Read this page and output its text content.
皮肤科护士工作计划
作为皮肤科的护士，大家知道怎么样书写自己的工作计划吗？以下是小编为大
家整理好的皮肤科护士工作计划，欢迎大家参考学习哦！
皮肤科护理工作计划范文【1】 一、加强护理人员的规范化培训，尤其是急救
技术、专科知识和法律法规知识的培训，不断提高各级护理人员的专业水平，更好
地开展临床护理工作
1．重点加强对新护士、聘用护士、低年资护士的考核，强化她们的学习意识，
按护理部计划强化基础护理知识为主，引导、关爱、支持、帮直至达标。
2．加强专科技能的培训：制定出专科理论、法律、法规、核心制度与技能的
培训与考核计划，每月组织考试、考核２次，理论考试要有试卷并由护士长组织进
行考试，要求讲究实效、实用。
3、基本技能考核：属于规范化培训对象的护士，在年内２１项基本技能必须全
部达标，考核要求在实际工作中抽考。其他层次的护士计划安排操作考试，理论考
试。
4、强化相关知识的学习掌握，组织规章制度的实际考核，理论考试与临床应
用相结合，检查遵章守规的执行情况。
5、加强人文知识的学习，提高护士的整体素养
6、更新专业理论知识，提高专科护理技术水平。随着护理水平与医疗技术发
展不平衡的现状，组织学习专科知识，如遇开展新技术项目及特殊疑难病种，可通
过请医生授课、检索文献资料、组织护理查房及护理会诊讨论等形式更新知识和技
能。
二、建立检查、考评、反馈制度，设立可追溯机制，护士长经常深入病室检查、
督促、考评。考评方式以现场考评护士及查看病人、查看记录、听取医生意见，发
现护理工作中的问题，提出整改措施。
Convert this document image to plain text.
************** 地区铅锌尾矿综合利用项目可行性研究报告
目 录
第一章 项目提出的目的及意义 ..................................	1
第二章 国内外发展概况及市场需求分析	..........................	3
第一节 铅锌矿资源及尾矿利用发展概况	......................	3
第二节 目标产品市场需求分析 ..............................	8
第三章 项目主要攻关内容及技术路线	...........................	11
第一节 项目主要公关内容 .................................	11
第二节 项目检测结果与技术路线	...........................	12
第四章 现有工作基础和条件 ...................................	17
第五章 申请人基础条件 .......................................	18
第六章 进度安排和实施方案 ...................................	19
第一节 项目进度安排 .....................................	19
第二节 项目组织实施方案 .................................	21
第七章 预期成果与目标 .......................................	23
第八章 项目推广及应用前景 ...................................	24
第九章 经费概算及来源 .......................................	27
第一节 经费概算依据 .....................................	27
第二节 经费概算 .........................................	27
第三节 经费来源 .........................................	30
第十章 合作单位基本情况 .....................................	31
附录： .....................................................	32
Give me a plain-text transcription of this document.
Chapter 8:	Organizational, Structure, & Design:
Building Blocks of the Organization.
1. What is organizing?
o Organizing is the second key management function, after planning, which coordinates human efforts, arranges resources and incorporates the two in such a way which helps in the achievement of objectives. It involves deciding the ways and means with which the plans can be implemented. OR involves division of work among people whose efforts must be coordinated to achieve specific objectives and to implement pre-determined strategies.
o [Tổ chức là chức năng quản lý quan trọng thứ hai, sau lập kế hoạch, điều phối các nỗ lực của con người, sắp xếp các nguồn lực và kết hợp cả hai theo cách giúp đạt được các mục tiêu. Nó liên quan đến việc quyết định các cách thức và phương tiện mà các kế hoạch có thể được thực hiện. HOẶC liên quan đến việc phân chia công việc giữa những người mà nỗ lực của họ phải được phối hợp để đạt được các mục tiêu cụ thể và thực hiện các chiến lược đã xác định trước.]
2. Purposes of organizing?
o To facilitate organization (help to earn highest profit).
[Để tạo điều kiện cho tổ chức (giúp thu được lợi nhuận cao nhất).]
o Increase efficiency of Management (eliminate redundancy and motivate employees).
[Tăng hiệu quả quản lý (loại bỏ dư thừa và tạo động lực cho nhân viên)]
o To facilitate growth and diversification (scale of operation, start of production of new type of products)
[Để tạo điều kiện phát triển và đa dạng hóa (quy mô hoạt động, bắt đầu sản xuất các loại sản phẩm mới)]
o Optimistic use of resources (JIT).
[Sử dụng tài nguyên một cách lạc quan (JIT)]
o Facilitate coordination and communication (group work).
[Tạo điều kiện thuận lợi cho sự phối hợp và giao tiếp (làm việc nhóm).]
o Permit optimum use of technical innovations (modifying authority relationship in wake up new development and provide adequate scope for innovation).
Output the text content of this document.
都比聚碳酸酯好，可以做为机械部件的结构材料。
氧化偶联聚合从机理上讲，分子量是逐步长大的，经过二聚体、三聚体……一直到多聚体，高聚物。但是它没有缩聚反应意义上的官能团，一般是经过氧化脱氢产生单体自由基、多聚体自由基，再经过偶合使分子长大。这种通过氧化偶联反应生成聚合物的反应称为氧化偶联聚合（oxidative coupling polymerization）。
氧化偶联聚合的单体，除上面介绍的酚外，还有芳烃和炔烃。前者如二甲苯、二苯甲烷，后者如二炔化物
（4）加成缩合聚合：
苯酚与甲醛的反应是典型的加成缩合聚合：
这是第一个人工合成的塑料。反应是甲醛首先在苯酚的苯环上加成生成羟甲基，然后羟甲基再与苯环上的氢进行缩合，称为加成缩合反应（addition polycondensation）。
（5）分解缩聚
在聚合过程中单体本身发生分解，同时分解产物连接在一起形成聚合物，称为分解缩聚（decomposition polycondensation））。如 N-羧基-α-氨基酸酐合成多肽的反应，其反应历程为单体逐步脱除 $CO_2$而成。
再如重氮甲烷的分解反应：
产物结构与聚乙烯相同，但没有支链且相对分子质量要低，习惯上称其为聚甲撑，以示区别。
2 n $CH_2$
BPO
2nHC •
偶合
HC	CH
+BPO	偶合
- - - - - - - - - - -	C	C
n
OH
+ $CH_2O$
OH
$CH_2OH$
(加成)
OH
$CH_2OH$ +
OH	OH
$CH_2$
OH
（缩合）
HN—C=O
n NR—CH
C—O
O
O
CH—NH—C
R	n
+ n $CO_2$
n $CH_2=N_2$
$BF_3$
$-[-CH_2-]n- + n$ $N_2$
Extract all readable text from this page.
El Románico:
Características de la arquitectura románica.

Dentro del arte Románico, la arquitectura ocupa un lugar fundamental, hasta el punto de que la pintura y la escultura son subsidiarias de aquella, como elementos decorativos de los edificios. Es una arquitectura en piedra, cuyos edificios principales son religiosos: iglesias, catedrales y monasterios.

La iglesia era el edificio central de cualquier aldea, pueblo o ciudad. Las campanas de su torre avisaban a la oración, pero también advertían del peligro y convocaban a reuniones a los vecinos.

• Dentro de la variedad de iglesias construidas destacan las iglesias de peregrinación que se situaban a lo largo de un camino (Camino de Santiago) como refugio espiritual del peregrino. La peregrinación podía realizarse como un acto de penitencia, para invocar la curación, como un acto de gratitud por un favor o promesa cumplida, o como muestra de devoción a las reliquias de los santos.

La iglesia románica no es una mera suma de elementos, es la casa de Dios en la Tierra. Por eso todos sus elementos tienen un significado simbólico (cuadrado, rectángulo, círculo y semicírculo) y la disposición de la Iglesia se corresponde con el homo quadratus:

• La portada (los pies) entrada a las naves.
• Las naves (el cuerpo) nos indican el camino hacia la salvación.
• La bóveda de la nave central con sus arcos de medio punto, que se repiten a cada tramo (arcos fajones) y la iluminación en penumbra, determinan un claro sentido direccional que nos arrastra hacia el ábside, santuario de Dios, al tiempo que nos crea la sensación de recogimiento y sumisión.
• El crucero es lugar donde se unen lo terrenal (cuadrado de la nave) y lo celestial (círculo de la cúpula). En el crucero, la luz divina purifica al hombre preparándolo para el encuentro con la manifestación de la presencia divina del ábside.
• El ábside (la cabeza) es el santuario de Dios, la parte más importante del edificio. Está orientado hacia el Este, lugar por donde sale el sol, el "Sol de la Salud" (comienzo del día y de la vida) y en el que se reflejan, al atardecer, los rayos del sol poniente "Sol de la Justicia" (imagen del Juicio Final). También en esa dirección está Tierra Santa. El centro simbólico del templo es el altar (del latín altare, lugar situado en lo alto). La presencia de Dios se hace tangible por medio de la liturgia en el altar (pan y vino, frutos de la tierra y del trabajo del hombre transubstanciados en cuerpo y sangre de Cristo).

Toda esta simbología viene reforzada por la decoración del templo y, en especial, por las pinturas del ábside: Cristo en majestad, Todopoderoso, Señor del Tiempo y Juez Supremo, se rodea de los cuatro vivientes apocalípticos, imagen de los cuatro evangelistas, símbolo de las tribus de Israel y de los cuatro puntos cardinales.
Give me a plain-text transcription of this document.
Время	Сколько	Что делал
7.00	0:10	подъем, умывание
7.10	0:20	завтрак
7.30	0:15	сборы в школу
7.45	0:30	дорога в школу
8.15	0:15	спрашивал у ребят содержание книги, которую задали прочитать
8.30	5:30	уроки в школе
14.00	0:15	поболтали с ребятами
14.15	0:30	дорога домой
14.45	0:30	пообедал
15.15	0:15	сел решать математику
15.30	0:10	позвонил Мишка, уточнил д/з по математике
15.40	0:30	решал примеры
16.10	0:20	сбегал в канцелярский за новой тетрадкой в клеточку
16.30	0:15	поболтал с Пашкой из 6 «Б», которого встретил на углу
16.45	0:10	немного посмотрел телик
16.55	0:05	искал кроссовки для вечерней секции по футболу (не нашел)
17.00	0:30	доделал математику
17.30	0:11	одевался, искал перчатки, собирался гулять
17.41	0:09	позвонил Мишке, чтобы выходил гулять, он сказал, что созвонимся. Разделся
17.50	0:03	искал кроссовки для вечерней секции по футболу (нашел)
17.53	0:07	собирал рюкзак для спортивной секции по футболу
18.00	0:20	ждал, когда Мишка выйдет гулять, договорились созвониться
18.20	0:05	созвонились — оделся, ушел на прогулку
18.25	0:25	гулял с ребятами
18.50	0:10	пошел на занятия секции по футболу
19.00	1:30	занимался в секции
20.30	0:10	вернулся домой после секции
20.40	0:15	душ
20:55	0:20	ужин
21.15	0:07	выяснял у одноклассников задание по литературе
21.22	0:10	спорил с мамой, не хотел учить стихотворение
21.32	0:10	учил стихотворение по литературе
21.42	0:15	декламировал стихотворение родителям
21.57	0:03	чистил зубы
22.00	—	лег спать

_GIVEN INSTRUCTION_
Show every line from the listing above in which the string "ábside" appears.

_SOLUTION TO THE EXERCISE_
• La bóveda de la nave central con sus arcos de medio punto, que se repiten a cada tramo (arcos fajones) y la iluminación en penumbra, determinan un claro sentido direccional que nos arrastra hacia el ábside, santuario de Dios, al tiempo que nos crea la sensación de recogimiento y sumisión.
• El crucero es lugar donde se unen lo terrenal (cuadrado de la nave) y lo celestial (círculo de la cúpula). En el crucero, la luz divina purifica al hombre preparándolo para el encuentro con la manifestación de la presencia divina del ábside.
• El ábside (la cabeza) es el santuario de Dios, la parte más importante del edificio. Está orientado hacia el Este, lugar por donde sale el sol, el "Sol de la Salud" (comienzo del día y de la vida) y en el que se reflejan, al atardecer, los rayos del sol poniente "Sol de la Justicia" (imagen del Juicio Final). También en esa dirección está Tierra Santa. El centro simbólico del templo es el altar (del latín altare, lugar situado en lo alto). La presencia de Dios se hace tangible por medio de la liturgia en el altar (pan y vino, frutos de la tierra y del trabajo del hombre transubstanciados en cuerpo y sangre de Cristo).
Toda esta simbología viene reforzada por la decoración del templo y, en especial, por las pinturas del ábside: Cristo en majestad, Todopoderoso, Señor del Tiempo y Juez Supremo, se rodea de los cuatro vivientes apocalípticos, imagen de los cuatro evangelistas, símbolo de las tribus de Israel y de los cuatro puntos cardinales.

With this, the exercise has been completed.